### [What you will do]
Gather all lines with the word "text" in them.

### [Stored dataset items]
**********

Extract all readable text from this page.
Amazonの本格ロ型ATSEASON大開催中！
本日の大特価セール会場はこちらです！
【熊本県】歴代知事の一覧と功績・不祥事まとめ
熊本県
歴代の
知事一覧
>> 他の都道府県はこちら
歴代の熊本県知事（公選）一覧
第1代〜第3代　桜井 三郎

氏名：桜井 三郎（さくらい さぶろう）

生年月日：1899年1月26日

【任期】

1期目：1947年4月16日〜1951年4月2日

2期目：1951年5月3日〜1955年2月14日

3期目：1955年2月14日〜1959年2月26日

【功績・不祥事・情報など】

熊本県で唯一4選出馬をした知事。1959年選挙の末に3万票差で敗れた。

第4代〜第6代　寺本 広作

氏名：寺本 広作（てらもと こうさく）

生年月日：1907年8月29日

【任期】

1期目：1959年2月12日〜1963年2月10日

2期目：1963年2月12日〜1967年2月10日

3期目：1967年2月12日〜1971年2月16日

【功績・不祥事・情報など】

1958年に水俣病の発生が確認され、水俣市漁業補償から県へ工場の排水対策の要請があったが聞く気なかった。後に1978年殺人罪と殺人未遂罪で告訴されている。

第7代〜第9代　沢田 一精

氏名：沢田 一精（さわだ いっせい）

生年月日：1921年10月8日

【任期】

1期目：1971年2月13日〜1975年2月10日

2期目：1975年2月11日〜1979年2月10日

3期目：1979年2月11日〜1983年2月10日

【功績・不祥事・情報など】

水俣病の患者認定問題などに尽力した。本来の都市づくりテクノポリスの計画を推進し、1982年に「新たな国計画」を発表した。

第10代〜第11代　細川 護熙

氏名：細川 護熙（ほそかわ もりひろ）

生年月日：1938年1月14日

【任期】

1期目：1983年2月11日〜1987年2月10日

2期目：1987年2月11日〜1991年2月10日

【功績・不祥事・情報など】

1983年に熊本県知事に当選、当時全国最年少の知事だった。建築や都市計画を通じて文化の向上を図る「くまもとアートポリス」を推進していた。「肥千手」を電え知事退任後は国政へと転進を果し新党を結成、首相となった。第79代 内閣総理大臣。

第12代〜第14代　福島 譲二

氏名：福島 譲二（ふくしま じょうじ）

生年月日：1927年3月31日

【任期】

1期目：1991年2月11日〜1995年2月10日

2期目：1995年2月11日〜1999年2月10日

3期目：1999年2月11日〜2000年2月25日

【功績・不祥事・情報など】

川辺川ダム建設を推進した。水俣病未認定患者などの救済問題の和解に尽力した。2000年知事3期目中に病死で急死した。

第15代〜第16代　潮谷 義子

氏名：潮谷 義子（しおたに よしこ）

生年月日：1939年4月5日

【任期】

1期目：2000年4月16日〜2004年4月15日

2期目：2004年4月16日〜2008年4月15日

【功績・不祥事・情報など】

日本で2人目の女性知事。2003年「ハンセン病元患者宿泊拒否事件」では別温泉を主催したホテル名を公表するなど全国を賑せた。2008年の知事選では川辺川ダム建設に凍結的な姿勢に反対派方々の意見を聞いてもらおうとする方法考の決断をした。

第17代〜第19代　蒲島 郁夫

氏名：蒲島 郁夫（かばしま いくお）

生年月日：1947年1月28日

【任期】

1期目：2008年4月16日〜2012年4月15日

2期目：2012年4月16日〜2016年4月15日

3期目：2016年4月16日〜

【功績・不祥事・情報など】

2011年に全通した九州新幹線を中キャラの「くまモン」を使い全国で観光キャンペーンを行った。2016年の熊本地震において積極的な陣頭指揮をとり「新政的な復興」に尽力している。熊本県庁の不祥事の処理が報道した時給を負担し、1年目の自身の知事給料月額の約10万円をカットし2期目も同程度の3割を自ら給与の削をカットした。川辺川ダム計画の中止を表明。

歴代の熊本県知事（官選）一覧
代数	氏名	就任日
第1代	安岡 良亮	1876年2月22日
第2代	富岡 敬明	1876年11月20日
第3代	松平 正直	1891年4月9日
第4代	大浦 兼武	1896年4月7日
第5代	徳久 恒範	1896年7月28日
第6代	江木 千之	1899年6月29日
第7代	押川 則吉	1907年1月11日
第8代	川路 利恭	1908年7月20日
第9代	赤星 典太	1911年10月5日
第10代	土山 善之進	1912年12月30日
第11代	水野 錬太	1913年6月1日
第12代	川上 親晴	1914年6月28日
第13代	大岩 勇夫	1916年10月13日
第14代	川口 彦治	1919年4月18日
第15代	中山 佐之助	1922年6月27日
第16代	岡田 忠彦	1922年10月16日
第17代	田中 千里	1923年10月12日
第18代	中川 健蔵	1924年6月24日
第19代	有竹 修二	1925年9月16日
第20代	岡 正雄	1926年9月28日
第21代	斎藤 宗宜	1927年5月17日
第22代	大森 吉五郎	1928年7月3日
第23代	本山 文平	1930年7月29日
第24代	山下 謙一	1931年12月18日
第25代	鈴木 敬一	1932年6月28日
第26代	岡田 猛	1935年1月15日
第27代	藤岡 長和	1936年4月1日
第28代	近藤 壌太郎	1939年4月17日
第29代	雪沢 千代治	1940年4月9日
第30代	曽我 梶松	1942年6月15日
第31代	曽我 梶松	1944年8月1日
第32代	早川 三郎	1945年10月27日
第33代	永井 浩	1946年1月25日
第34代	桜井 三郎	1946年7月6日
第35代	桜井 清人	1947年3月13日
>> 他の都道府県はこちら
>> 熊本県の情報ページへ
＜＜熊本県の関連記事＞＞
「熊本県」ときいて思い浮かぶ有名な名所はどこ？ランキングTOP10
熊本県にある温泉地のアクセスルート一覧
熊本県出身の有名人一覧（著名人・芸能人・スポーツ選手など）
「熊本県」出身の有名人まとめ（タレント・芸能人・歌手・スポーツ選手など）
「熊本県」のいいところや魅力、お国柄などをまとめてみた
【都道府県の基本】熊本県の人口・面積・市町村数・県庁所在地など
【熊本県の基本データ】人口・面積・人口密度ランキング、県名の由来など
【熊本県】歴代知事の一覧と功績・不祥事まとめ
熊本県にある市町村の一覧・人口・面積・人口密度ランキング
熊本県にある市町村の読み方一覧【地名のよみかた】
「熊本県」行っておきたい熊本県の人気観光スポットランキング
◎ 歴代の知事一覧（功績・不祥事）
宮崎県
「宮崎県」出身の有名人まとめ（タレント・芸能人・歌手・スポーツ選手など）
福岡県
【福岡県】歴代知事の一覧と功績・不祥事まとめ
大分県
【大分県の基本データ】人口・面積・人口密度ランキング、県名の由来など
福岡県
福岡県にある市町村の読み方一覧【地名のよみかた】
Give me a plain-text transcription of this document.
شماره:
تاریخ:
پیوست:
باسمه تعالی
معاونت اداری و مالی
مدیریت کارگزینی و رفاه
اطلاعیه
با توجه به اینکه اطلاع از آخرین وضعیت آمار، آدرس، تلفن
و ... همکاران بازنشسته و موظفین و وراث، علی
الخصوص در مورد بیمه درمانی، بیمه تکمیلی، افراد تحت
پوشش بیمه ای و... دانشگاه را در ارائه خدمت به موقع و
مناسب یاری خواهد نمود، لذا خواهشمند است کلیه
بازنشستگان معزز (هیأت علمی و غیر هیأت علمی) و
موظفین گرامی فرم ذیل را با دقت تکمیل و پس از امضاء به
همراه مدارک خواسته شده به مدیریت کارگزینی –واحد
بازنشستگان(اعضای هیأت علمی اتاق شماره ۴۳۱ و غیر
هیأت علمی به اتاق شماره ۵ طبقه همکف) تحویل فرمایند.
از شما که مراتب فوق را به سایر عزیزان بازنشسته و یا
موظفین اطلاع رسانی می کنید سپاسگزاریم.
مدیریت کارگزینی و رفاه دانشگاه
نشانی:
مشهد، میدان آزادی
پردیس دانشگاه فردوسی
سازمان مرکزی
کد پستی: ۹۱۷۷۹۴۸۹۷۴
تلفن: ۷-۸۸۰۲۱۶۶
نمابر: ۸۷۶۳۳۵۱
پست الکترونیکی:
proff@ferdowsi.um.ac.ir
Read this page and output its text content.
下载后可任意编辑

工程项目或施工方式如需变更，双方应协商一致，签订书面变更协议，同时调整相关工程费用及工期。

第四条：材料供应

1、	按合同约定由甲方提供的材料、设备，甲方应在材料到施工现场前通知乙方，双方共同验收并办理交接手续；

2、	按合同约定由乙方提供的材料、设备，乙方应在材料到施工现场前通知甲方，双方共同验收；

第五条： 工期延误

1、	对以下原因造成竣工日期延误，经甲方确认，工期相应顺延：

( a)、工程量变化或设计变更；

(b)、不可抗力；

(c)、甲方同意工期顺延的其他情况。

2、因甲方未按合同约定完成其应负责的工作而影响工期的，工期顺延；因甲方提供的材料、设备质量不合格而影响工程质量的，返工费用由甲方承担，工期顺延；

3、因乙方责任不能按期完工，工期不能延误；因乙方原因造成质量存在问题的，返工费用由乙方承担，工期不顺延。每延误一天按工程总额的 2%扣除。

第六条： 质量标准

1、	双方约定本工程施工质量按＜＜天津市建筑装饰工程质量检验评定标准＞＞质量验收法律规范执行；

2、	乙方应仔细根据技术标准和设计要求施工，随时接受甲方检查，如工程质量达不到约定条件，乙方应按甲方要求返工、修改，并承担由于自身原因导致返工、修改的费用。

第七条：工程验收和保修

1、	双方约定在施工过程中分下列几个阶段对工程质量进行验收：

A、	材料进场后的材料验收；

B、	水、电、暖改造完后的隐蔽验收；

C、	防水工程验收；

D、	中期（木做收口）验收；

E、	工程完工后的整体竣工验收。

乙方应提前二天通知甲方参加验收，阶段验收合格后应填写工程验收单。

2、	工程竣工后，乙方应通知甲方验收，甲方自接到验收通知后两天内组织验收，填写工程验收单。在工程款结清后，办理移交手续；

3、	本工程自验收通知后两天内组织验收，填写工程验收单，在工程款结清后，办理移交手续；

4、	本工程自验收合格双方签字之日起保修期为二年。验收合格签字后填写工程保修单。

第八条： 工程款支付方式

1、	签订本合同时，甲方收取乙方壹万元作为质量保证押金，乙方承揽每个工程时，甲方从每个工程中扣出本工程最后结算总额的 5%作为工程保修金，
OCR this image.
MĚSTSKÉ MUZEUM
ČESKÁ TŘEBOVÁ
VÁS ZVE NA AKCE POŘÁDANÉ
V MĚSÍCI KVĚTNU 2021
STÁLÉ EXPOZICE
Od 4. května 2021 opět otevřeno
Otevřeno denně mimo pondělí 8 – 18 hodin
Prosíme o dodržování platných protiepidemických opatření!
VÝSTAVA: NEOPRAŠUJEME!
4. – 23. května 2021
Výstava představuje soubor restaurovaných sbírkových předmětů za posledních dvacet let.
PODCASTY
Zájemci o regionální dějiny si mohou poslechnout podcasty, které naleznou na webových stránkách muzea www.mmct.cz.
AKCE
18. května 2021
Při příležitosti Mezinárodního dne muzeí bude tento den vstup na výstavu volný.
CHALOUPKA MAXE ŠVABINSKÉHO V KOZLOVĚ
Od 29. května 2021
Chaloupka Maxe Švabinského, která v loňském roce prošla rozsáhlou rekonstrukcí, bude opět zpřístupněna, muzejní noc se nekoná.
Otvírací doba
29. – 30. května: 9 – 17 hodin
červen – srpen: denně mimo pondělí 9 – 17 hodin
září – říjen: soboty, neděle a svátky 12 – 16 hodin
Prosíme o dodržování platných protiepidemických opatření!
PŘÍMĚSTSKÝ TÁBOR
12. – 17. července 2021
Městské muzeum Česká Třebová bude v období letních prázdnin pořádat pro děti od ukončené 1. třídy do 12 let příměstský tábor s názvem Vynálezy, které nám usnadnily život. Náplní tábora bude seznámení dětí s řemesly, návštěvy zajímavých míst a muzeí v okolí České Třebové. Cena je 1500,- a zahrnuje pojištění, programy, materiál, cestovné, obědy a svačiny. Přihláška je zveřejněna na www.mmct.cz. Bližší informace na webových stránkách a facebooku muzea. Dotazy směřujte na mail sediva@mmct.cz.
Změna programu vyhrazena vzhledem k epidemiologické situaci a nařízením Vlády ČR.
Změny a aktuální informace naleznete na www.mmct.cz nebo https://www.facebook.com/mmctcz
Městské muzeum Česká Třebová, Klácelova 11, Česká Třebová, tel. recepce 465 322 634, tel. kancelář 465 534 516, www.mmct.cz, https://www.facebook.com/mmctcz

**********

### [Solution for this task]
Extract all readable text from this page.
Give me a plain-text transcription of this document.
Read this page and output its text content.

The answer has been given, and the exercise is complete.